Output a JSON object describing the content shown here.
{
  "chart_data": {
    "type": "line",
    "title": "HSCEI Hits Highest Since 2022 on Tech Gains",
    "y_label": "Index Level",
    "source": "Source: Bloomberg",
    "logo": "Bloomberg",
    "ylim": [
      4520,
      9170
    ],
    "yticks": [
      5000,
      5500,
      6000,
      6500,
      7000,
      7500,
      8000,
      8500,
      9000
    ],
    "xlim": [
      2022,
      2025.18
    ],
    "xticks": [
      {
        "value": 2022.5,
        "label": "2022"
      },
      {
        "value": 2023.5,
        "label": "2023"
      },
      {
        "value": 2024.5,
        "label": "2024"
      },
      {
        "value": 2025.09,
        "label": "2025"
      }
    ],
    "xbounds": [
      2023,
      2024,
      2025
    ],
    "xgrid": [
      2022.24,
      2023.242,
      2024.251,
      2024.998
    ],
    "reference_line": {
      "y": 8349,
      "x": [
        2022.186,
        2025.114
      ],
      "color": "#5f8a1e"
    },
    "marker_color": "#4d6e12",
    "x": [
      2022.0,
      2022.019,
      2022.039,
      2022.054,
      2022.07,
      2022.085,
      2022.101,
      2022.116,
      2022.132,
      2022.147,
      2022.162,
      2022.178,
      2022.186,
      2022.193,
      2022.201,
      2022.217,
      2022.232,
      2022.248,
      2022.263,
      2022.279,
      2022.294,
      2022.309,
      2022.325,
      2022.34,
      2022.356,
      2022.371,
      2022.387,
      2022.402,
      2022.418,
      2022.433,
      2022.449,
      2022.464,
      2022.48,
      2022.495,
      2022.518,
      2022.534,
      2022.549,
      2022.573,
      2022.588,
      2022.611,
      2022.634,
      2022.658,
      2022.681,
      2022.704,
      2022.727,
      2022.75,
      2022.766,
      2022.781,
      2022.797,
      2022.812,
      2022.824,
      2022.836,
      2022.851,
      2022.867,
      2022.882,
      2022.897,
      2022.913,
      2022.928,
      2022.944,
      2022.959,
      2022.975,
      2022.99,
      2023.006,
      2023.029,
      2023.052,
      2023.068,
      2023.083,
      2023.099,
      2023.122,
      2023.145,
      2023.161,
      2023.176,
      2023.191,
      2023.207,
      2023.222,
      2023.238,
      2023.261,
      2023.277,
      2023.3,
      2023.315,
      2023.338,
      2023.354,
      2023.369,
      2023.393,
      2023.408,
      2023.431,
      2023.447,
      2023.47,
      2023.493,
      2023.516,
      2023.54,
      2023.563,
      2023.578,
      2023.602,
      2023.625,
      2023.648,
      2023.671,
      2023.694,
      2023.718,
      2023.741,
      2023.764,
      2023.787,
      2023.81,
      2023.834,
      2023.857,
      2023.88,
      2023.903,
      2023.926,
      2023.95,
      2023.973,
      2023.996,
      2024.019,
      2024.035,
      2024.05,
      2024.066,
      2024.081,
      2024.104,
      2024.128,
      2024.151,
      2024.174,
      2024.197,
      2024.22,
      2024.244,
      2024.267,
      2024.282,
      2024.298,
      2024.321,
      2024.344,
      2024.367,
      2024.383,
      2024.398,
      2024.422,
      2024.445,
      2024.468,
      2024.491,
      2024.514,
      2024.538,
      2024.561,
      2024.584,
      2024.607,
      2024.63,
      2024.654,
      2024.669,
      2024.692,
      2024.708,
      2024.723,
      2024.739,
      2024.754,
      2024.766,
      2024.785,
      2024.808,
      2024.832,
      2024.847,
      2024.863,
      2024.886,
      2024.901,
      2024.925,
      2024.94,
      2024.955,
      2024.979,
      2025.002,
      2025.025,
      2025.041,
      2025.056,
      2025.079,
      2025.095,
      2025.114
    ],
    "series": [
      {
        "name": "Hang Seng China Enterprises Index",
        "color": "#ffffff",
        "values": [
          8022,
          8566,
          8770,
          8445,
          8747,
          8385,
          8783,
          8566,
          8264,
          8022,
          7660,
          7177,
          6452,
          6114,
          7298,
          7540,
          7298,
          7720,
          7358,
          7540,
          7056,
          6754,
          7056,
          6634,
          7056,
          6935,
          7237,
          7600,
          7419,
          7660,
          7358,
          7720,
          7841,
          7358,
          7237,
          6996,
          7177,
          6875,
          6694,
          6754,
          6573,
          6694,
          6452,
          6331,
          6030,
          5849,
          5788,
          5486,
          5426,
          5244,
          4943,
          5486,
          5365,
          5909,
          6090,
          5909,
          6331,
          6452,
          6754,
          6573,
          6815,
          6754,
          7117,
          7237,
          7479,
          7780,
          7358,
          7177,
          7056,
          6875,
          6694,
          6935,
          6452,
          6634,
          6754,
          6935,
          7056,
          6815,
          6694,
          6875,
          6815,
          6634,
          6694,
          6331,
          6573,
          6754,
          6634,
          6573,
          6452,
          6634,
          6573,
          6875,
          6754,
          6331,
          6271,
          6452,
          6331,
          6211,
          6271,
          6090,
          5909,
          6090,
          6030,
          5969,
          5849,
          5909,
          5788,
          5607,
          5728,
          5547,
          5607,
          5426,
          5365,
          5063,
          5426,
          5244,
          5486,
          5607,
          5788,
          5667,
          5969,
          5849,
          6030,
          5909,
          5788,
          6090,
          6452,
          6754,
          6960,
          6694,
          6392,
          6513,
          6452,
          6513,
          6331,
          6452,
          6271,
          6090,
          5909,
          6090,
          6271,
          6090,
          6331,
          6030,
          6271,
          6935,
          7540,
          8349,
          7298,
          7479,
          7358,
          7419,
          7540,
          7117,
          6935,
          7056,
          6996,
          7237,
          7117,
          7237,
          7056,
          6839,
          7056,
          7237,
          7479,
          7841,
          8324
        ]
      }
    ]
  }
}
--------------------------------
» **WHAT TO PRODUCE**: All the data must be duplicated exactly, with nothing added or removed.

» **ANSWER**:
Output a JSON object describing the content shown here.
{
  "chart_data": {
    "type": "line",
    "title": "HSCEI Hits Highest Since 2022 on Tech Gains",
    "y_label": "Index Level",
    "source": "Source: Bloomberg",
    "logo": "Bloomberg",
    "ylim": [
      4520,
      9170
    ],
    "yticks": [
      5000,
      5500,
      6000,
      6500,
      7000,
      7500,
      8000,
      8500,
      9000
    ],
    "xlim": [
      2022,
      2025.18
    ],
    "xticks": [
      {
        "value": 2022.5,
        "label": "2022"
      },
      {
        "value": 2023.5,
        "label": "2023"
      },
      {
        "value": 2024.5,
        "label": "2024"
      },
      {
        "value": 2025.09,
        "label": "2025"
      }
    ],
    "xbounds": [
      2023,
      2024,
      2025
    ],
    "xgrid": [
      2022.24,
      2023.242,
      2024.251,
      2024.998
    ],
    "reference_line": {
      "y": 8349,
      "x": [
        2022.186,
        2025.114
      ],
      "color": "#5f8a1e"
    },
    "marker_color": "#4d6e12",
    "x": [
      2022.0,
      2022.019,
      2022.039,
      2022.054,
      2022.07,
      2022.085,
      2022.101,
      2022.116,
      2022.132,
      2022.147,
      2022.162,
      2022.178,
      2022.186,
      2022.193,
      2022.201,
      2022.217,
      2022.232,
      2022.248,
      2022.263,
      2022.279,
      2022.294,
      2022.309,
      2022.325,
      2022.34,
      2022.356,
      2022.371,
      2022.387,
      2022.402,
      2022.418,
      2022.433,
      2022.449,
      2022.464,
      2022.48,
      2022.495,
      2022.518,
      2022.534,
      2022.549,
      2022.573,
      2022.588,
      2022.611,
      2022.634,
      2022.658,
      2022.681,
      2022.704,
      2022.727,
      2022.75,
      2022.766,
      2022.781,
      2022.797,
      2022.812,
      2022.824,
      2022.836,
      2022.851,
      2022.867,
      2022.882,
      2022.897,
      2022.913,
      2022.928,
      2022.944,
      2022.959,
      2022.975,
      2022.99,
      2023.006,
      2023.029,
      2023.052,
      2023.068,
      2023.083,
      2023.099,
      2023.122,
      2023.145,
      2023.161,
      2023.176,
      2023.191,
      2023.207,
      2023.222,
      2023.238,
      2023.261,
      2023.277,
      2023.3,
      2023.315,
      2023.338,
      2023.354,
      2023.369,
      2023.393,
      2023.408,
      2023.431,
      2023.447,
      2023.47,
      2023.493,
      2023.516,
      2023.54,
      2023.563,
      2023.578,
      2023.602,
      2023.625,
      2023.648,
      2023.671,
      2023.694,
      2023.718,
      2023.741,
      2023.764,
      2023.787,
      2023.81,
      2023.834,
      2023.857,
      2023.88,
      2023.903,
      2023.926,
      2023.95,
      2023.973,
      2023.996,
      2024.019,
      2024.035,
      2024.05,
      2024.066,
      2024.081,
      2024.104,
      2024.128,
      2024.151,
      2024.174,
      2024.197,
      2024.22,
      2024.244,
      2024.267,
      2024.282,
      2024.298,
      2024.321,
      2024.344,
      2024.367,
      2024.383,
      2024.398,
      2024.422,
      2024.445,
      2024.468,
      2024.491,
      2024.514,
      2024.538,
      2024.561,
      2024.584,
      2024.607,
      2024.63,
      2024.654,
      2024.669,
      2024.692,
      2024.708,
      2024.723,
      2024.739,
      2024.754,
      2024.766,
      2024.785,
      2024.808,
      2024.832,
      2024.847,
      2024.863,
      2024.886,
      2024.901,
      2024.925,
      2024.94,
      2024.955,
      2024.979,
      2025.002,
      2025.025,
      2025.041,
      2025.056,
      2025.079,
      2025.095,
      2025.114
    ],
    "series": [
      {
        "name": "Hang Seng China Enterprises Index",
        "color": "#ffffff",
        "values": [
          8022,
          8566,
          8770,
          8445,
          8747,
          8385,
          8783,
          8566,
          8264,
          8022,
          7660,
          7177,
          6452,
          6114,
          7298,
          7540,
          7298,
          7720,
          7358,
          7540,
          7056,
          6754,
          7056,
          6634,
          7056,
          6935,
          7237,
          7600,
          7419,
          7660,
          7358,
          7720,
          7841,
          7358,
          7237,
          6996,
          7177,
          6875,
          6694,
          6754,
          6573,
          6694,
          6452,
          6331,
          6030,
          5849,
          5788,
          5486,
          5426,
          5244,
          4943,
          5486,
          5365,
          5909,
          6090,
          5909,
          6331,
          6452,
          6754,
          6573,
          6815,
          6754,
          7117,
          7237,
          7479,
          7780,
          7358,
          7177,
          7056,
          6875,
          6694,
          6935,
          6452,
          6634,
          6754,
          6935,
          7056,
          6815,
          6694,
          6875,
          6815,
          6634,
          6694,
          6331,
          6573,
          6754,
          6634,
          6573,
          6452,
          6634,
          6573,
          6875,
          6754,
          6331,
          6271,
          6452,
          6331,
          6211,
          6271,
          6090,
          5909,
          6090,
          6030,
          5969,
          5849,
          5909,
          5788,
          5607,
          5728,
          5547,
          5607,
          5426,
          5365,
          5063,
          5426,
          5244,
          5486,
          5607,
          5788,
          5667,
          5969,
          5849,
          6030,
          5909,
          5788,
          6090,
          6452,
          6754,
          6960,
          6694,
          6392,
          6513,
          6452,
          6513,
          6331,
          6452,
          6271,
          6090,
          5909,
          6090,
          6271,
          6090,
          6331,
          6030,
          6271,
          6935,
          7540,
          8349,
          7298,
          7479,
          7358,
          7419,
          7540,
          7117,
          6935,
          7056,
          6996,
          7237,
          7117,
          7237,
          7056,
          6839,
          7056,
          7237,
          7479,
          7841,
          8324
        ]
      }
    ]
  }
}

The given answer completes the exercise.